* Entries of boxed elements
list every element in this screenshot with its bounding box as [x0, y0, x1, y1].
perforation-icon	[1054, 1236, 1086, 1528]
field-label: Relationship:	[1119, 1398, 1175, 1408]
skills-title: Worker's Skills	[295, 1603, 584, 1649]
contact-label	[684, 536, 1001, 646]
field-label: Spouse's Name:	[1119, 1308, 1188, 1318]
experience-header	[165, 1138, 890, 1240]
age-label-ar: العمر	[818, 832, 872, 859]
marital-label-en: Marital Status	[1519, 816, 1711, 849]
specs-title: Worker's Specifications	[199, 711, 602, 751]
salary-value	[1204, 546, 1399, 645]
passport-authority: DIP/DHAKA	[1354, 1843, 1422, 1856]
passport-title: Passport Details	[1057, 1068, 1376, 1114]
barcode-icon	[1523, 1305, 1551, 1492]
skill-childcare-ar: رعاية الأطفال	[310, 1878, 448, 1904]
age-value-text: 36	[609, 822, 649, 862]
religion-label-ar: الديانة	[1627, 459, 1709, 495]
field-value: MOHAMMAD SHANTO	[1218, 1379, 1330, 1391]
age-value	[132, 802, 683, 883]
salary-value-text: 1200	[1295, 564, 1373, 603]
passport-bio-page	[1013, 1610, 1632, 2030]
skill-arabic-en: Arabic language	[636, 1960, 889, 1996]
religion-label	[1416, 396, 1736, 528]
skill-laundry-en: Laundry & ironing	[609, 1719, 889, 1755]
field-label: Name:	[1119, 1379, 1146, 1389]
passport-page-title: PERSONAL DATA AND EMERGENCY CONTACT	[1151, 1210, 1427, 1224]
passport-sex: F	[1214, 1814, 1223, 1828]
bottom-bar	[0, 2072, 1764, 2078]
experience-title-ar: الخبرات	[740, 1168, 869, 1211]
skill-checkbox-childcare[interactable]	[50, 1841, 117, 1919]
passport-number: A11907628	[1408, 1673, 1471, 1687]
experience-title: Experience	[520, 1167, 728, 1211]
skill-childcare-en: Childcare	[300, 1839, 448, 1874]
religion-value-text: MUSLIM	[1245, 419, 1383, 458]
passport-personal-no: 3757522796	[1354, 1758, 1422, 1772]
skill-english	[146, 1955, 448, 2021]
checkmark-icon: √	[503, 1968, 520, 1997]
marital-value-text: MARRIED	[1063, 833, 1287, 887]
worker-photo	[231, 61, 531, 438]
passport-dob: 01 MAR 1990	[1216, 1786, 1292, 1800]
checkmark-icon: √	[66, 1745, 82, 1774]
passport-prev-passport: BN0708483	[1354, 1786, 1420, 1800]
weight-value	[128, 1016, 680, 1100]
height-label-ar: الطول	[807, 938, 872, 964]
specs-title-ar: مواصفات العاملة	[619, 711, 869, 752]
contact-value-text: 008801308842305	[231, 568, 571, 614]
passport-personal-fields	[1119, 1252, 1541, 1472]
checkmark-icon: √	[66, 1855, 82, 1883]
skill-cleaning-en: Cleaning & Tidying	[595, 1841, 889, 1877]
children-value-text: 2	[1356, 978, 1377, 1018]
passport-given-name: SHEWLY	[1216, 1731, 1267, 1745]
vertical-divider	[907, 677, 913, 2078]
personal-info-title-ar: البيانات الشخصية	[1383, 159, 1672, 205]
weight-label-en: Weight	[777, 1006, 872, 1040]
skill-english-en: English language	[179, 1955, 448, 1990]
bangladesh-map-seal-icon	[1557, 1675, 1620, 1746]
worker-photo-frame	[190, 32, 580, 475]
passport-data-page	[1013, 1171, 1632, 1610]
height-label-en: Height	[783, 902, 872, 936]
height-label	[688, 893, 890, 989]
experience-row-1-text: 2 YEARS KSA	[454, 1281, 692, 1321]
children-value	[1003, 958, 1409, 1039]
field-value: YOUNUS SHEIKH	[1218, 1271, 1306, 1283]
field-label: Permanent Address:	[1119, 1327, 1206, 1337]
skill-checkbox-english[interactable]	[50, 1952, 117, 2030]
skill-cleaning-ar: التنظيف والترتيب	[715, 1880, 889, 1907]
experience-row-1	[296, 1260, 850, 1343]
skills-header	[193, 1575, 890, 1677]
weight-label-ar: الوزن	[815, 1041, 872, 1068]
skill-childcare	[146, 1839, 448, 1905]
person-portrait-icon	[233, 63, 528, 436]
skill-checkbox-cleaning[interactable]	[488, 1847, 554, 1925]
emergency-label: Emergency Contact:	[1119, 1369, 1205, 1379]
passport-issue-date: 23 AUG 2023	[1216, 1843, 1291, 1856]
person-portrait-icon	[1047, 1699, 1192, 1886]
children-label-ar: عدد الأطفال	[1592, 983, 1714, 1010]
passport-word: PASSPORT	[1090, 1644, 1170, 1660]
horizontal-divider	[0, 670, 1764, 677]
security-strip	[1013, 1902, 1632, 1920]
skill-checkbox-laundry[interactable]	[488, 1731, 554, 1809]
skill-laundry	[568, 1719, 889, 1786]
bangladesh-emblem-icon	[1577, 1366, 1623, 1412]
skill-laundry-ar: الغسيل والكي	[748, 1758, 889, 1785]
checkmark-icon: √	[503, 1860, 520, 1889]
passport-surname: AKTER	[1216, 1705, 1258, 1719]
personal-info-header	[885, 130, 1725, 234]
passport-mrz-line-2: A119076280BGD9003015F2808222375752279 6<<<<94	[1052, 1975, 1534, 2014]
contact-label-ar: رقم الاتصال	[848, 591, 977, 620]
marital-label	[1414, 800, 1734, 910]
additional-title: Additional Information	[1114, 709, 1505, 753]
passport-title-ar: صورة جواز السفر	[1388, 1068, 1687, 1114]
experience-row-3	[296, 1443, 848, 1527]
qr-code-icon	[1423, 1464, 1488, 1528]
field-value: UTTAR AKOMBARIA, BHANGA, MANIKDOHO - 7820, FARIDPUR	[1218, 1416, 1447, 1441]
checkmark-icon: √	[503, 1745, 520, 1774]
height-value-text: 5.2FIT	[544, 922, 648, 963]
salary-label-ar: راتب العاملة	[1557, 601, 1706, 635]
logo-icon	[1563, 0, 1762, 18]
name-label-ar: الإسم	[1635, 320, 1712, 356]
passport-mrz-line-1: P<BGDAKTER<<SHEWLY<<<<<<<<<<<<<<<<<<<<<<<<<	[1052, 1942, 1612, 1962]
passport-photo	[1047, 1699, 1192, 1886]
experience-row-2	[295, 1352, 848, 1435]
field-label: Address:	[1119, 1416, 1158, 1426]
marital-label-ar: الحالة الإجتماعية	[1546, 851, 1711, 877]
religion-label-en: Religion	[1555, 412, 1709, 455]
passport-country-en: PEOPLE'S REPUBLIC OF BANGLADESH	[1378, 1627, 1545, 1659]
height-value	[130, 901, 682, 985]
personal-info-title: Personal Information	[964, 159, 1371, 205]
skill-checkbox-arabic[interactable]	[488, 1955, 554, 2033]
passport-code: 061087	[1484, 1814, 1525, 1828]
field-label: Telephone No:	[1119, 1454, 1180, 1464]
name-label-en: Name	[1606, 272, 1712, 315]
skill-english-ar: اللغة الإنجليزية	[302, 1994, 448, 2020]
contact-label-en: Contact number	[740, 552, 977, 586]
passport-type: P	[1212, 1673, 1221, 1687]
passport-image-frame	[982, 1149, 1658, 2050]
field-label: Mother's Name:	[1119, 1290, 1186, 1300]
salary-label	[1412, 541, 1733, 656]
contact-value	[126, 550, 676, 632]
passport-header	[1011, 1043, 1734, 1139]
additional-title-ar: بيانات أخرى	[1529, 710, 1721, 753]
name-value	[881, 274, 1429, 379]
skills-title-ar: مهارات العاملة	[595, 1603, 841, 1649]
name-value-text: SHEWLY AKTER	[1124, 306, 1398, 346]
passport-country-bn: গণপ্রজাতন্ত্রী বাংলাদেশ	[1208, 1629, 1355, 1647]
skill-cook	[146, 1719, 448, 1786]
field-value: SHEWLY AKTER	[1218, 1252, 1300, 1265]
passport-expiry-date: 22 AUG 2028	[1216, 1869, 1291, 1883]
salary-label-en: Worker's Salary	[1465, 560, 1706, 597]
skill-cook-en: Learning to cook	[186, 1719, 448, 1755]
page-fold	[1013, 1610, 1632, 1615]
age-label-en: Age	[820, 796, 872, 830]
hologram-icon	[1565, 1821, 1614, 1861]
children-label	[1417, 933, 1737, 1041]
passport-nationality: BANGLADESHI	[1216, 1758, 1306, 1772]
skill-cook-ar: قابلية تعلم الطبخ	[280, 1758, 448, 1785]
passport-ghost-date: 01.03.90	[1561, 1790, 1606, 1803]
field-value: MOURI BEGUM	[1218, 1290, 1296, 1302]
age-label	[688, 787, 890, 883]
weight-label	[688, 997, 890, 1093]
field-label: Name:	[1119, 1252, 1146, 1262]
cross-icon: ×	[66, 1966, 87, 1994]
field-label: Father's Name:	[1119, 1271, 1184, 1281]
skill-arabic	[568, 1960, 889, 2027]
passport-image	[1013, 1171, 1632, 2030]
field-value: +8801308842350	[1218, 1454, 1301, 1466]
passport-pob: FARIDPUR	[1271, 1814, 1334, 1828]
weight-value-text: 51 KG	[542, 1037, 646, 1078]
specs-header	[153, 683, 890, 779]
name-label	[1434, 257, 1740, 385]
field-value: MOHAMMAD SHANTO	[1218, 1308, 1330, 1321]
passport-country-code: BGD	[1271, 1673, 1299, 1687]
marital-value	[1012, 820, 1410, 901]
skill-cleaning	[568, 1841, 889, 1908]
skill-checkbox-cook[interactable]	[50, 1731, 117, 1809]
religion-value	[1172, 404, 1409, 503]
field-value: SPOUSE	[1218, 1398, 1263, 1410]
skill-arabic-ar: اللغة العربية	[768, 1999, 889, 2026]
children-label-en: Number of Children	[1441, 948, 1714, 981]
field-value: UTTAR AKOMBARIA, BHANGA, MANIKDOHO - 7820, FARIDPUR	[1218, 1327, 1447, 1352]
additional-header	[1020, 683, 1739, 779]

* REQUIREMENTS
Copy the data word for word, starting with its first line and ending with the line containing "546, 1399, 645]", both included.

* IN RESPONSE
list every element in this screenshot with its bounding box as [x0, y0, x1, y1].
perforation-icon	[1054, 1236, 1086, 1528]
field-label: Relationship:	[1119, 1398, 1175, 1408]
skills-title: Worker's Skills	[295, 1603, 584, 1649]
contact-label	[684, 536, 1001, 646]
field-label: Spouse's Name:	[1119, 1308, 1188, 1318]
experience-header	[165, 1138, 890, 1240]
age-label-ar: العمر	[818, 832, 872, 859]
marital-label-en: Marital Status	[1519, 816, 1711, 849]
specs-title: Worker's Specifications	[199, 711, 602, 751]
salary-value	[1204, 546, 1399, 645]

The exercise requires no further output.